Photographs in the collection cover the full span of Swift's life, ranging from infancy to a few years before her death in 2004. Oversized material consists of awards, honors, and certificates of appreciation; educational degrees; full page clippings, graphic drawings of the Iranian Hostage Crisis. With the exception of correspondence, most of the papers were received without an existing order. The archivist modified folder titles, consolidated material to avoid duplication, created the arrangement for all series, and sorted and interfiled all loose materials.

Series I, BIOGRAPHICAL AND PERSONAL, 1900-2019, undated (#1.1-13.2, 24F+B.1v, FD.1, F+D.1-F+D.3), includes address, appointment, and date books; awards, honors, and certificates of appreciation; alumni material; diplomatic passports and related travel items. Educational documents, which range from Swift's early education at the Potomac and Madeira Schools to her undergraduate years at Radcliffe College, include grades and evaluations; course material; yearbooks; and her senior honor thesis Land Reform on Taiwan: The Factors of Success (#8.1). (See Series II for additional graduate education and training under the auspices of the Department of State's Foreign Service Institute). This series also includes family papers consisting of genealogical research, papers related to her mother's education at Vassar and her father's career. Aspects of her parents' social life include invitations to the inauguration of Franklin D. Roosevelt. Some memorials and obituaries are also included. A series of scrapbooks, maintained by Swift, her mother, Helen Griffin Swift, and family and friends, include clippings, photographs, and other documents related to the Iranian hostage crisis. To facilitate research, the scrapbooks have been disassembled and refoldered in the order they were received. The bulk of this series consists of correspondence from family and friends. Family letters underscore Swift's close relationship with her mother, their love of travel, and rich details about the foreign service posts where Swift worked. Letters from family and friends sent to Swift during the Iranian hostage crisis, include details of national, local and family events, along with crossword puzzles, greeting cards, and prayers. Many of these family letters were received in their original envelopes with annotated comments in Farsi and occasionally in English. Other letters were marked with an "x" to indicate they had been reviewed by captors. In some cases, the covers of greeting cards featuring images or biblical references were torn off. Initial correspondence was organized by month and year, with later correspondence organized by year. This arrangement has been maintained. (See Series II for correspondence from the general public related to Iranian hostage crisis). Folders are arranged alphabetically and chronologically thereunder. Folder titles were created by the processor.

▸ **YOUR TASK**
Could you retype the portion of the collection description above that opens with the words containing "Photographs in the" and closes with "all loose materials."?

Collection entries
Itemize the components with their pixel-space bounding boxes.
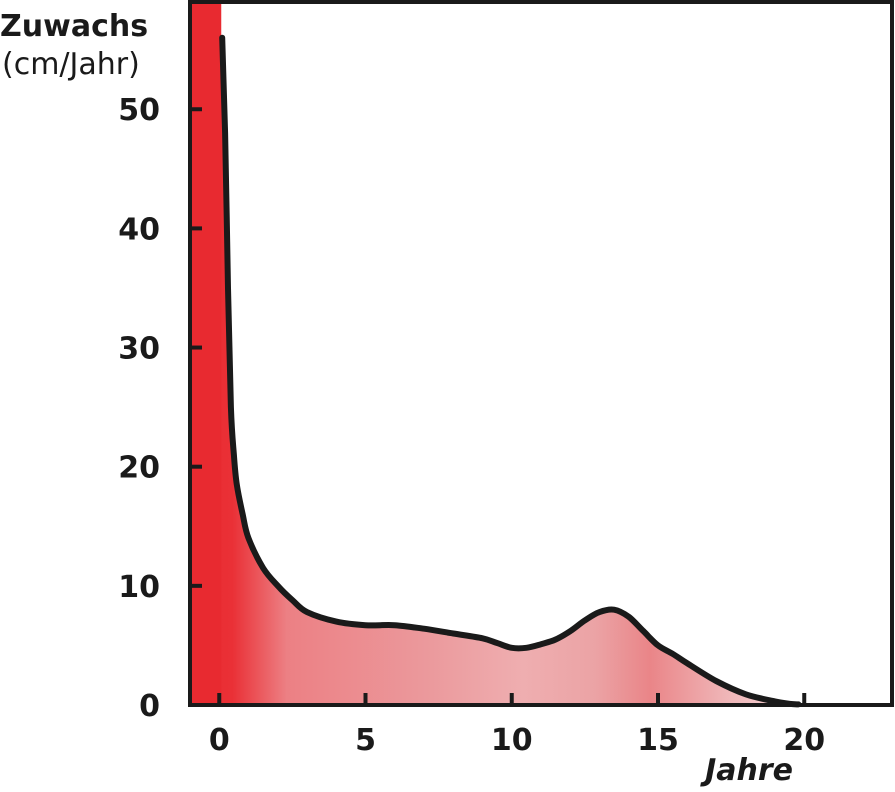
- y-axis-unit: (cm/Jahr): [2, 47, 140, 82]
- area-layer: [190, 2, 799, 705]
- y-ticks: 0 10 20 30 40 50: [118, 93, 202, 724]
- y-tick-label: 0: [139, 689, 160, 724]
- x-axis-title: Jahre: [700, 753, 793, 788]
- x-ticks: 0 5 10 15 20: [209, 693, 825, 758]
- x-tick-label: 10: [491, 723, 533, 758]
- growth-area: [190, 37, 799, 705]
- y-tick-label: 50: [118, 93, 160, 128]
- y-tick-label: 20: [118, 451, 160, 486]
- y-tick-label: 30: [118, 332, 160, 367]
- x-tick-label: 5: [355, 723, 376, 758]
- y-tick-label: 40: [118, 212, 160, 247]
- plot-frame: [188, 0, 894, 707]
- x-tick-label: 0: [209, 723, 230, 758]
- x-tick-label: 20: [783, 723, 825, 758]
- y-axis-title: Zuwachs: [0, 9, 148, 44]
- line-layer: [219, 34, 802, 708]
- y-tick-label: 10: [118, 570, 160, 605]
- growth-curve: [219, 34, 802, 708]
- x-tick-label: 15: [637, 723, 679, 758]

▸ **FINISHED TASK**
Photographs in the collection cover the full span of Swift's life, ranging from infancy to a few years before her death in 2004. Oversized material consists of awards, honors, and certificates of appreciation; educational degrees; full page clippings, graphic drawings of the Iranian Hostage Crisis. With the exception of correspondence, most of the papers were received without an existing order. The archivist modified folder titles, consolidated material to avoid duplication, created the arrangement for all series, and sorted and interfiled all loose materials.